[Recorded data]
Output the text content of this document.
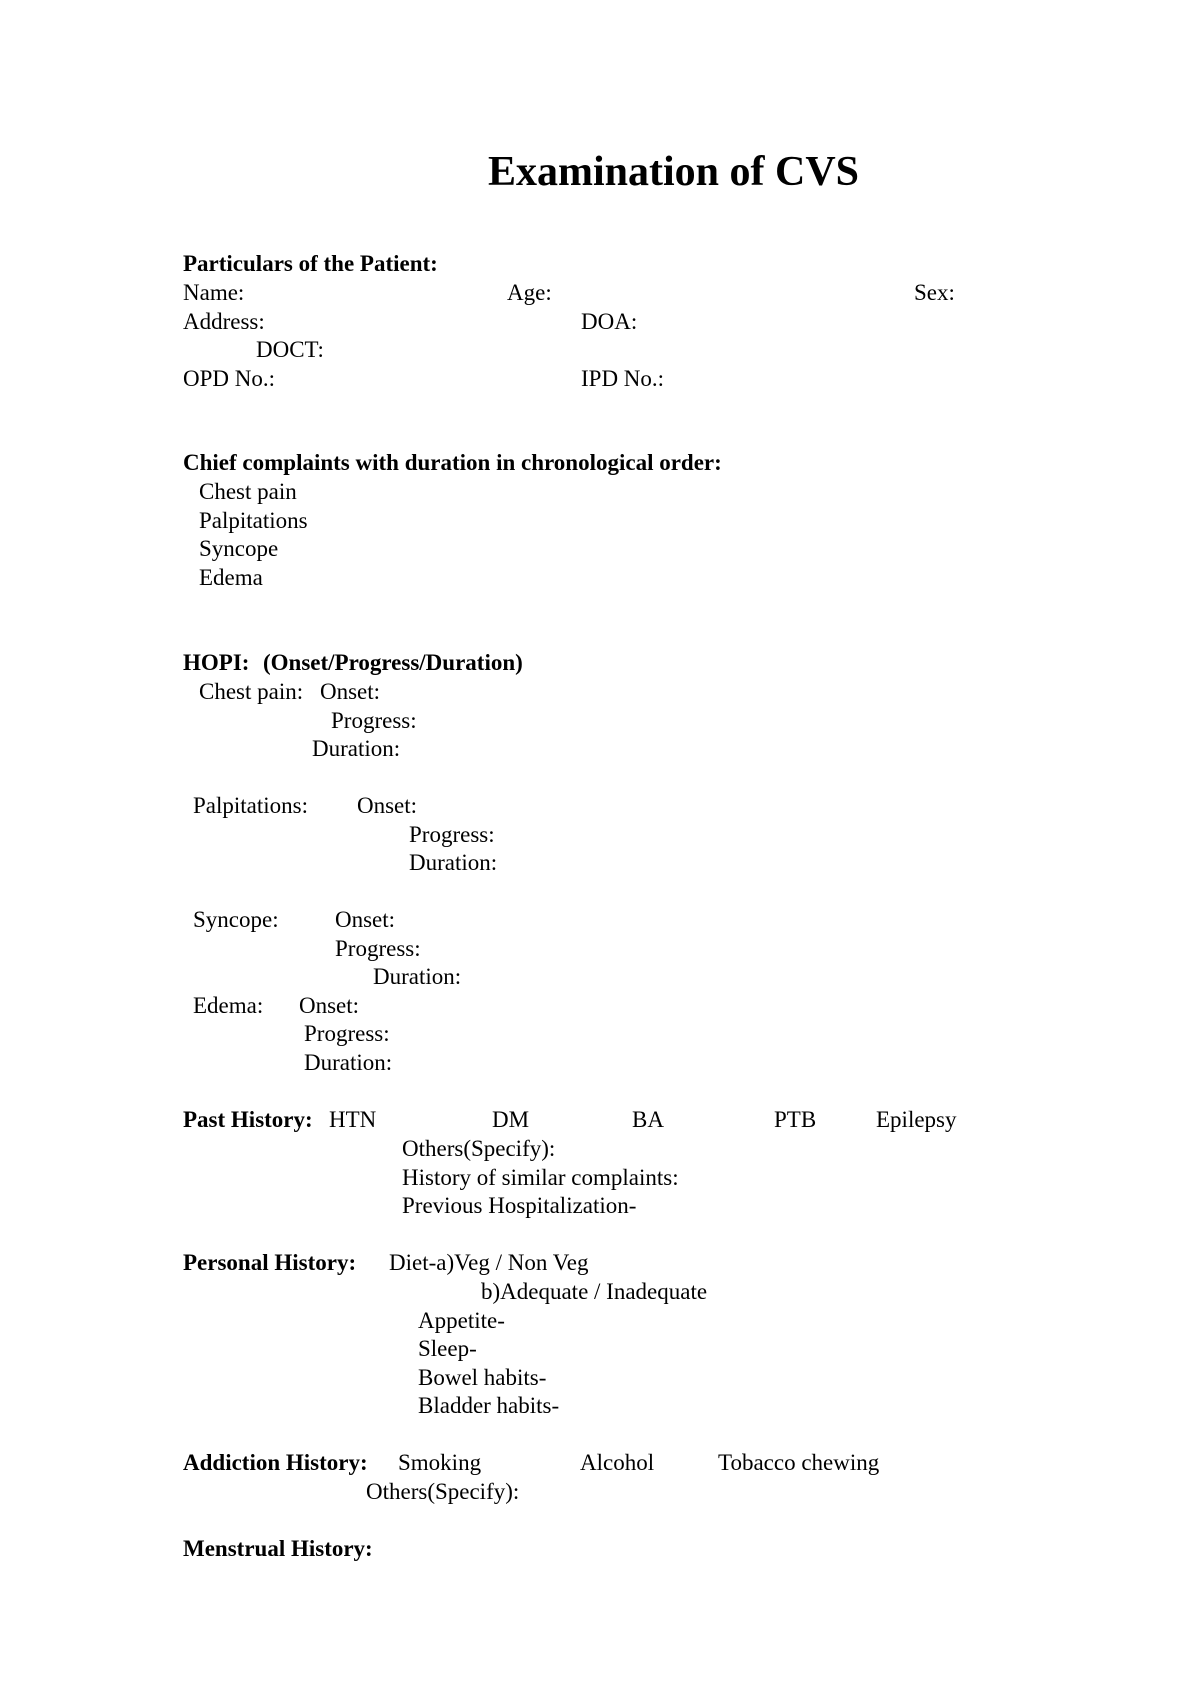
Examination of CVS
Particulars of the Patient:
Name:	Age:	Sex:
Address:	DOA:
DOCT:
OPD No.:	IPD No.:
Chief complaints with duration in chronological order:
Chest pain
Palpitations
Syncope
Edema
HOPI: (Onset/Progress/Duration)
Chest pain: Onset:
Progress:
Duration:
Palpitations: Onset:
Progress:
Duration:
Syncope: Onset:
Progress:
Duration:
Edema: Onset:
Progress:
Duration:
Past History: HTN	DM	BA	PTB	Epilepsy
Others(Specify):
History of similar complaints:
Previous Hospitalization-
Personal History: Diet-a)Veg / Non Veg
b)Adequate / Inadequate
Appetite-
Sleep-
Bowel habits-
Bladder habits-
Addiction History: Smoking	Alcohol	Tobacco chewing
Others(Specify):
Menstrual History:
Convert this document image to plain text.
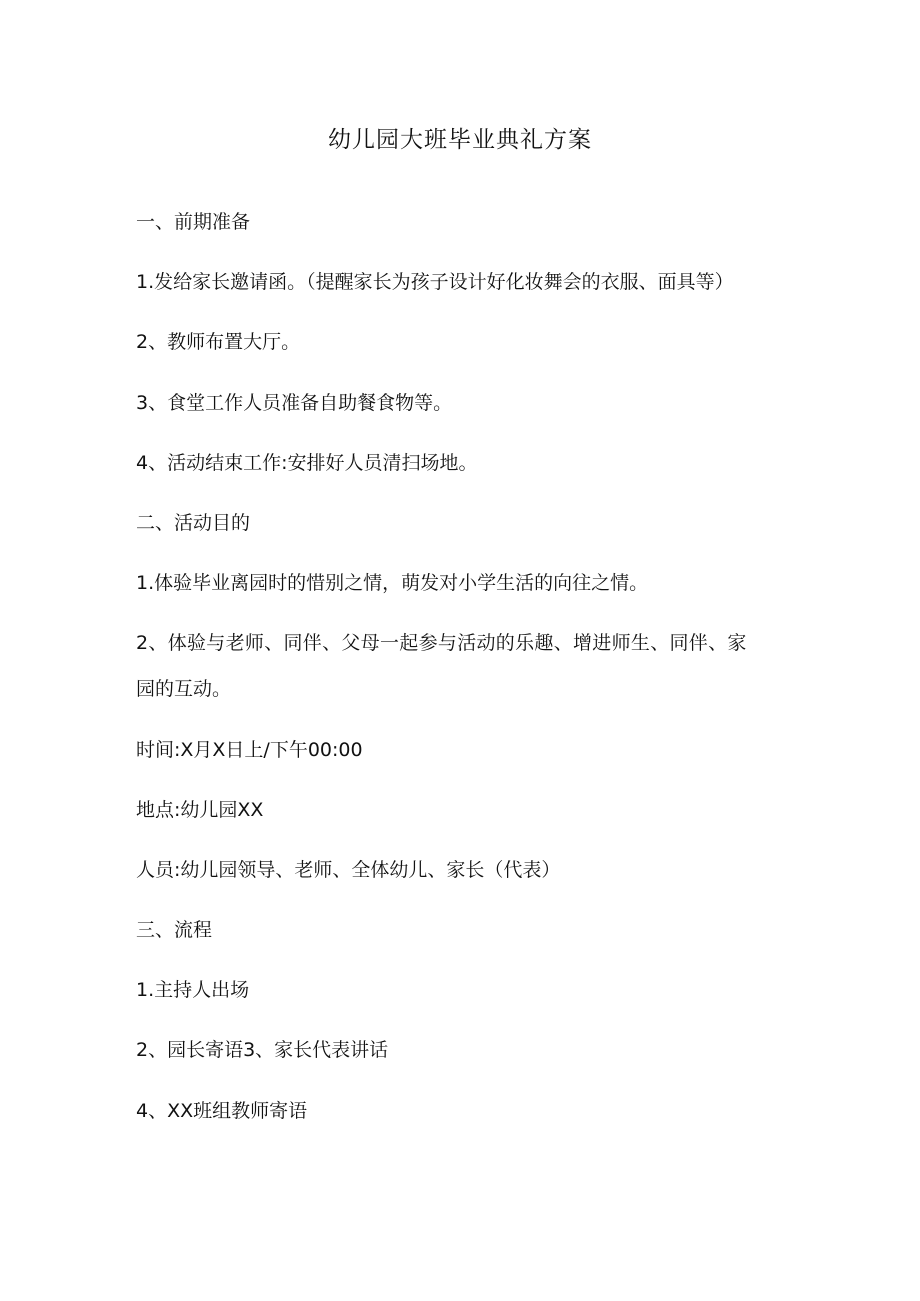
幼儿园大班毕业典礼方案

一、前期准备

1.发给家长邀请函。（提醒家长为孩子设计好化妆舞会的衣服、面具等）

2、教师布置大厅。

3、食堂工作人员准备自助餐食物等。

4、活动结束工作:安排好人员清扫场地。

二、活动目的

1.体验毕业离园时的惜别之情，萌发对小学生活的向往之情。

2、体验与老师、同伴、父母一起参与活动的乐趣、增进师生、同伴、家

园的互动。

时间:X月X日上/下午00:00

地点:幼儿园XX

人员:幼儿园领导、老师、全体幼儿、家长（代表）

三、流程

1.主持人出场

2、园长寄语3、家长代表讲话

4、XX班组教师寄语
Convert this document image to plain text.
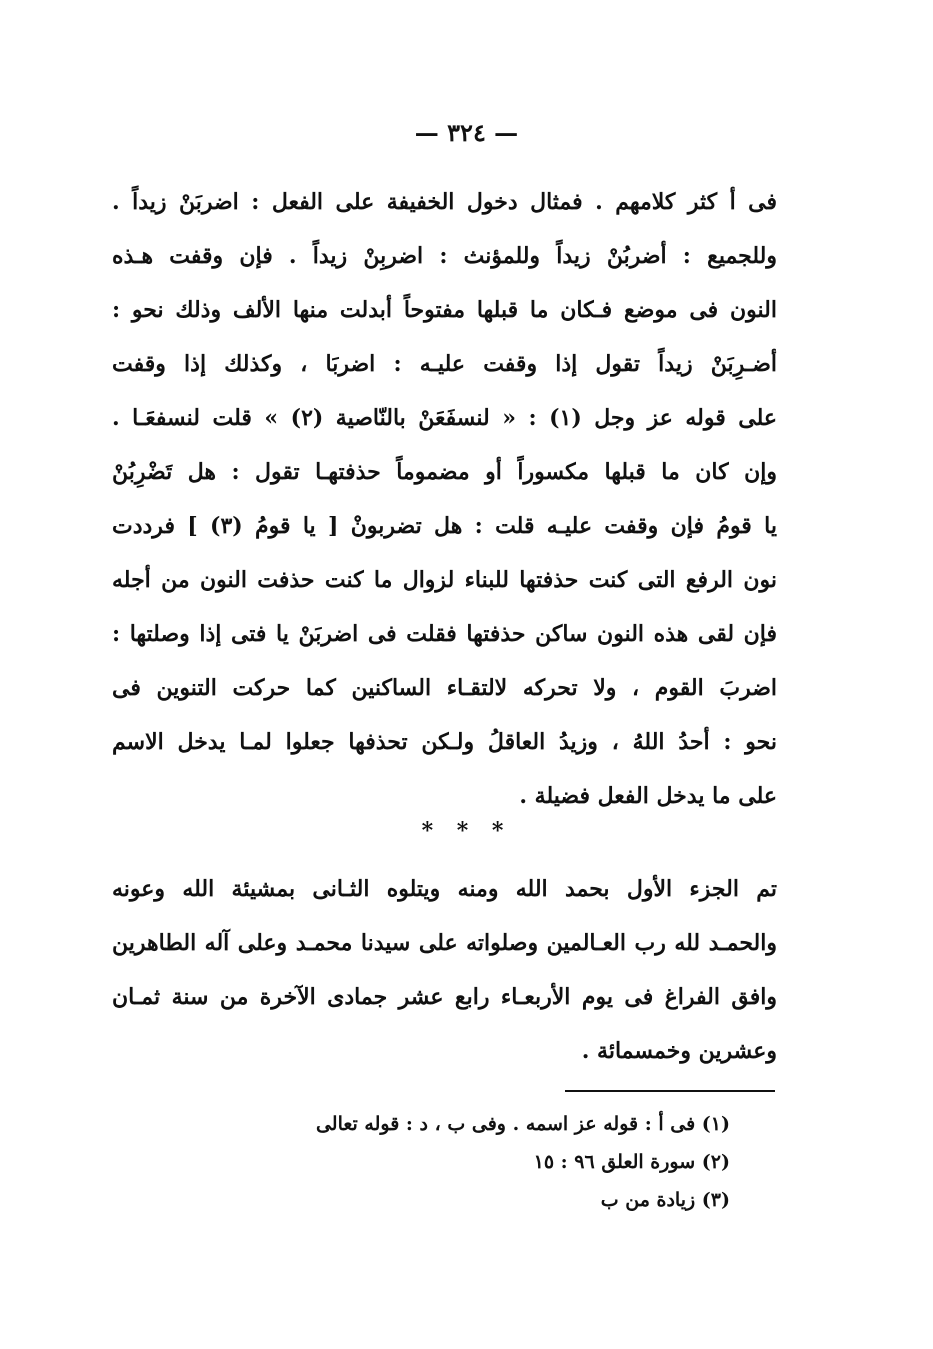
— ٣٢٤ —
فى أ كثر كلامهم . فمثال دخول الخفيفة على الفعل : اضربَنْ زيداً .
وللجميع : أضربُنْ زيداً وللمؤنث : اضربِنْ زيداً . فإن وقفت هـذه
النون فى موضع فـكان ما قبلها مفتوحاً أبدلت منها الألف وذلك نحو :
أضـرِبَنْ زيداً تقول إذا وقفت عليـه : اضربَا ، وكذلك إذا وقفت
على قوله عز وجل (١) : « لنسفَعَنْ بالنّاصية (٢) » قلت لنسفعَـا .
وإن كان ما قبلها مكسوراً أو مضموماً حذفتهـا تقول : هل تَضْرِبُنْ
يا قومُ فإن وقفت عليـه قلت : هل تضربونْ [ يا قومُ (٣) ] فرددت
نون الرفع التى كنت حذفتها للبناء لزوال ما كنت حذفت النون من أجله
فإن لقى هذه النون ساكن حذفتها فقلت فى اضربَنْ يا فتى إذا وصلتها :
اضربَ القوم ، ولا تحركه لالتقـاء الساكنين كما حركت التنوين فى
نحو : أحدُ اللهُ ، وزيدُ العاقلُ ولـكن تحذفها جعلوا لمـا يدخل الاسم
على ما يدخل الفعل فضيلة .
* * *
تم الجزء الأول بحمد الله ومنه ويتلوه الثـانى بمشيئة الله وعونه
والحمـد لله رب العـالمين وصلواته على سيدنا محمـد وعلى آله الطاهرين
وافق الفراغ فى يوم الأربعـاء رابع عشر جمادى الآخرة من سنة ثمـان
وعشرين وخمسمائة .
(١) فى أ : قوله عز اسمه . وفى ب ، د : قوله تعالى
(٢) سورة العلق ٩٦ : ١٥
(٣) زيادة من ب
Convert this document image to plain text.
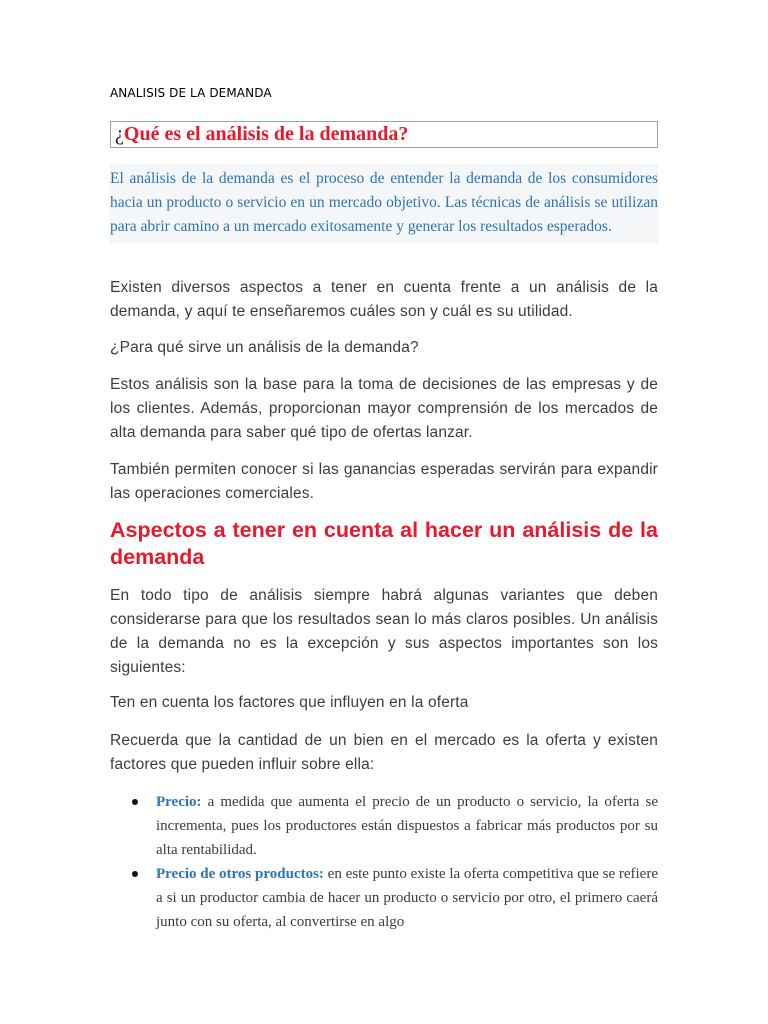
ANALISIS DE LA DEMANDA
¿Qué es el análisis de la demanda?

El análisis de la demanda es el proceso de entender la demanda de los consumidores hacia un producto o servicio en un mercado objetivo. Las técnicas de análisis se utilizan para abrir camino a un mercado exitosamente y generar los resultados esperados.

Existen diversos aspectos a tener en cuenta frente a un análisis de la demanda, y aquí te enseñaremos cuáles son y cuál es su utilidad.

¿Para qué sirve un análisis de la demanda?

Estos análisis son la base para la toma de decisiones de las empresas y de los clientes. Además, proporcionan mayor comprensión de los mercados de alta demanda para saber qué tipo de ofertas lanzar.

También permiten conocer si las ganancias esperadas servirán para expandir las operaciones comerciales.

Aspectos a tener en cuenta al hacer un análisis de la demanda

En todo tipo de análisis siempre habrá algunas variantes que deben considerarse para que los resultados sean lo más claros posibles. Un análisis de la demanda no es la excepción y sus aspectos importantes son los siguientes:

Ten en cuenta los factores que influyen en la oferta

Recuerda que la cantidad de un bien en el mercado es la oferta y existen factores que pueden influir sobre ella:

Precio: a medida que aumenta el precio de un producto o servicio, la oferta se incrementa, pues los productores están dispuestos a fabricar más productos por su alta rentabilidad.
Precio de otros productos: en este punto existe la oferta competitiva que se refiere a si un productor cambia de hacer un producto o servicio por otro, el primero caerá junto con su oferta, al convertirse en algo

YOUR TASK: Your task is to copy the entries in full and exactly, without any images.

FULL OUTPUT:
Output the text content of this document.
Examination of CVS
Particulars of the Patient:
Name:	Age:	Sex:
Address:	DOA:
DOCT:
OPD No.:	IPD No.:
Chief complaints with duration in chronological order:
Chest pain
Palpitations
Syncope
Edema
HOPI: (Onset/Progress/Duration)
Chest pain: Onset:
Progress:
Duration:
Palpitations: Onset:
Progress:
Duration:
Syncope: Onset:
Progress:
Duration:
Edema: Onset:
Progress:
Duration:
Past History: HTN	DM	BA	PTB	Epilepsy
Others(Specify):
History of similar complaints:
Previous Hospitalization-
Personal History: Diet-a)Veg / Non Veg
b)Adequate / Inadequate
Appetite-
Sleep-
Bowel habits-
Bladder habits-
Addiction History: Smoking	Alcohol	Tobacco chewing
Others(Specify):
Menstrual History:
Convert this document image to plain text.
幼儿园大班毕业典礼方案

一、前期准备

1.发给家长邀请函。（提醒家长为孩子设计好化妆舞会的衣服、面具等）

2、教师布置大厅。

3、食堂工作人员准备自助餐食物等。

4、活动结束工作:安排好人员清扫场地。

二、活动目的

1.体验毕业离园时的惜别之情，萌发对小学生活的向往之情。

2、体验与老师、同伴、父母一起参与活动的乐趣、增进师生、同伴、家

园的互动。

时间:X月X日上/下午00:00

地点:幼儿园XX

人员:幼儿园领导、老师、全体幼儿、家长（代表）

三、流程

1.主持人出场

2、园长寄语3、家长代表讲话

4、XX班组教师寄语
Convert this document image to plain text.
— ٣٢٤ —
فى أ كثر كلامهم . فمثال دخول الخفيفة على الفعل : اضربَنْ زيداً .
وللجميع : أضربُنْ زيداً وللمؤنث : اضربِنْ زيداً . فإن وقفت هـذه
النون فى موضع فـكان ما قبلها مفتوحاً أبدلت منها الألف وذلك نحو :
أضـرِبَنْ زيداً تقول إذا وقفت عليـه : اضربَا ، وكذلك إذا وقفت
على قوله عز وجل (١) : « لنسفَعَنْ بالنّاصية (٢) » قلت لنسفعَـا .
وإن كان ما قبلها مكسوراً أو مضموماً حذفتهـا تقول : هل تَضْرِبُنْ
يا قومُ فإن وقفت عليـه قلت : هل تضربونْ [ يا قومُ (٣) ] فرددت
نون الرفع التى كنت حذفتها للبناء لزوال ما كنت حذفت النون من أجله
فإن لقى هذه النون ساكن حذفتها فقلت فى اضربَنْ يا فتى إذا وصلتها :
اضربَ القوم ، ولا تحركه لالتقـاء الساكنين كما حركت التنوين فى
نحو : أحدُ اللهُ ، وزيدُ العاقلُ ولـكن تحذفها جعلوا لمـا يدخل الاسم
على ما يدخل الفعل فضيلة .
* * *
تم الجزء الأول بحمد الله ومنه ويتلوه الثـانى بمشيئة الله وعونه
والحمـد لله رب العـالمين وصلواته على سيدنا محمـد وعلى آله الطاهرين
وافق الفراغ فى يوم الأربعـاء رابع عشر جمادى الآخرة من سنة ثمـان
وعشرين وخمسمائة .
(١) فى أ : قوله عز اسمه . وفى ب ، د : قوله تعالى
(٢) سورة العلق ٩٦ : ١٥
(٣) زيادة من ب
Convert this document image to plain text.
ANALISIS DE LA DEMANDA
¿Qué es el análisis de la demanda?

El análisis de la demanda es el proceso de entender la demanda de los consumidores hacia un producto o servicio en un mercado objetivo. Las técnicas de análisis se utilizan para abrir camino a un mercado exitosamente y generar los resultados esperados.

Existen diversos aspectos a tener en cuenta frente a un análisis de la demanda, y aquí te enseñaremos cuáles son y cuál es su utilidad.

¿Para qué sirve un análisis de la demanda?

Estos análisis son la base para la toma de decisiones de las empresas y de los clientes. Además, proporcionan mayor comprensión de los mercados de alta demanda para saber qué tipo de ofertas lanzar.

También permiten conocer si las ganancias esperadas servirán para expandir las operaciones comerciales.

Aspectos a tener en cuenta al hacer un análisis de la demanda

En todo tipo de análisis siempre habrá algunas variantes que deben considerarse para que los resultados sean lo más claros posibles. Un análisis de la demanda no es la excepción y sus aspectos importantes son los siguientes:

Ten en cuenta los factores que influyen en la oferta

Recuerda que la cantidad de un bien en el mercado es la oferta y existen factores que pueden influir sobre ella:

Precio: a medida que aumenta el precio de un producto o servicio, la oferta se incrementa, pues los productores están dispuestos a fabricar más productos por su alta rentabilidad.
Precio de otros productos: en este punto existe la oferta competitiva que se refiere a si un productor cambia de hacer un producto o servicio por otro, el primero caerá junto con su oferta, al convertirse en algo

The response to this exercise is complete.